**Exercise requirements**
Print out each record below, unaltered and complete, without its images.

**Task material**
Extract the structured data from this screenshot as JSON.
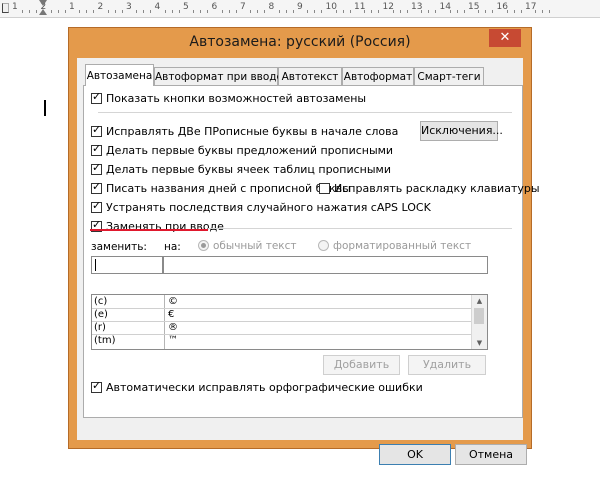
{
  "ruler": {
    "numbers": [
      "1",
      "2",
      "1",
      "2",
      "3",
      "4",
      "5",
      "6",
      "7",
      "8",
      "9",
      "10",
      "11",
      "12",
      "13",
      "14",
      "15",
      "16",
      "17"
    ]
  },
  "dialog": {
    "title": "Автозамена: русский (Россия)",
    "close_glyph": "✕",
    "tabs": [
      {
        "label": "Автозамена",
        "active": true
      },
      {
        "label": "Автоформат при вводе",
        "active": false
      },
      {
        "label": "Автотекст",
        "active": false
      },
      {
        "label": "Автоформат",
        "active": false
      },
      {
        "label": "Смарт-теги",
        "active": false
      }
    ],
    "show_buttons": {
      "label": "Показать кнопки возможностей автозамены",
      "checked": true
    },
    "options": [
      {
        "label": "Исправлять ДВе ПРописные буквы в начале слова",
        "checked": true
      },
      {
        "label": "Делать первые буквы предложений прописными",
        "checked": true
      },
      {
        "label": "Делать первые буквы ячеек таблиц прописными",
        "checked": true
      },
      {
        "label": "Писать названия дней с прописной буквы",
        "checked": true
      },
      {
        "label": "Устранять последствия случайного нажатия cAPS LOCK",
        "checked": true
      }
    ],
    "fix_layout": {
      "label": "Исправлять раскладку клавиатуры",
      "checked": false
    },
    "exceptions_button": "Исключения...",
    "replace_as_you_type": {
      "label": "Заменять при вводе",
      "checked": true
    },
    "replace_label": "заменить:",
    "with_label": "на:",
    "plain_text": {
      "label": "обычный текст",
      "selected": true
    },
    "formatted_text": {
      "label": "форматированный текст",
      "selected": false
    },
    "replace_value": "",
    "with_value": "",
    "entries": [
      {
        "from": "(c)",
        "to": "©"
      },
      {
        "from": "(e)",
        "to": "€"
      },
      {
        "from": "(r)",
        "to": "®"
      },
      {
        "from": "(tm)",
        "to": "™"
      }
    ],
    "add_button": "Добавить",
    "delete_button": "Удалить",
    "spellcheck": {
      "label": "Автоматически исправлять орфографические ошибки",
      "checked": true
    },
    "ok_button": "OK",
    "cancel_button": "Отмена"
  },
  "colors": {
    "frame": "#e49a4b",
    "close": "#c74a33",
    "highlight": "#e0182d"
  }
}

**Task response**
Extract the structured data from this screenshot as JSON.
{
  "ruler": {
    "numbers": [
      "1",
      "2",
      "1",
      "2",
      "3",
      "4",
      "5",
      "6",
      "7",
      "8",
      "9",
      "10",
      "11",
      "12",
      "13",
      "14",
      "15",
      "16",
      "17"
    ]
  },
  "dialog": {
    "title": "Автозамена: русский (Россия)",
    "close_glyph": "✕",
    "tabs": [
      {
        "label": "Автозамена",
        "active": true
      },
      {
        "label": "Автоформат при вводе",
        "active": false
      },
      {
        "label": "Автотекст",
        "active": false
      },
      {
        "label": "Автоформат",
        "active": false
      },
      {
        "label": "Смарт-теги",
        "active": false
      }
    ],
    "show_buttons": {
      "label": "Показать кнопки возможностей автозамены",
      "checked": true
    },
    "options": [
      {
        "label": "Исправлять ДВе ПРописные буквы в начале слова",
        "checked": true
      },
      {
        "label": "Делать первые буквы предложений прописными",
        "checked": true
      },
      {
        "label": "Делать первые буквы ячеек таблиц прописными",
        "checked": true
      },
      {
        "label": "Писать названия дней с прописной буквы",
        "checked": true
      },
      {
        "label": "Устранять последствия случайного нажатия cAPS LOCK",
        "checked": true
      }
    ],
    "fix_layout": {
      "label": "Исправлять раскладку клавиатуры",
      "checked": false
    },
    "exceptions_button": "Исключения...",
    "replace_as_you_type": {
      "label": "Заменять при вводе",
      "checked": true
    },
    "replace_label": "заменить:",
    "with_label": "на:",
    "plain_text": {
      "label": "обычный текст",
      "selected": true
    },
    "formatted_text": {
      "label": "форматированный текст",
      "selected": false
    },
    "replace_value": "",
    "with_value": "",
    "entries": [
      {
        "from": "(c)",
        "to": "©"
      },
      {
        "from": "(e)",
        "to": "€"
      },
      {
        "from": "(r)",
        "to": "®"
      },
      {
        "from": "(tm)",
        "to": "™"
      }
    ],
    "add_button": "Добавить",
    "delete_button": "Удалить",
    "spellcheck": {
      "label": "Автоматически исправлять орфографические ошибки",
      "checked": true
    },
    "ok_button": "OK",
    "cancel_button": "Отмена"
  },
  "colors": {
    "frame": "#e49a4b",
    "close": "#c74a33",
    "highlight": "#e0182d"
  }
}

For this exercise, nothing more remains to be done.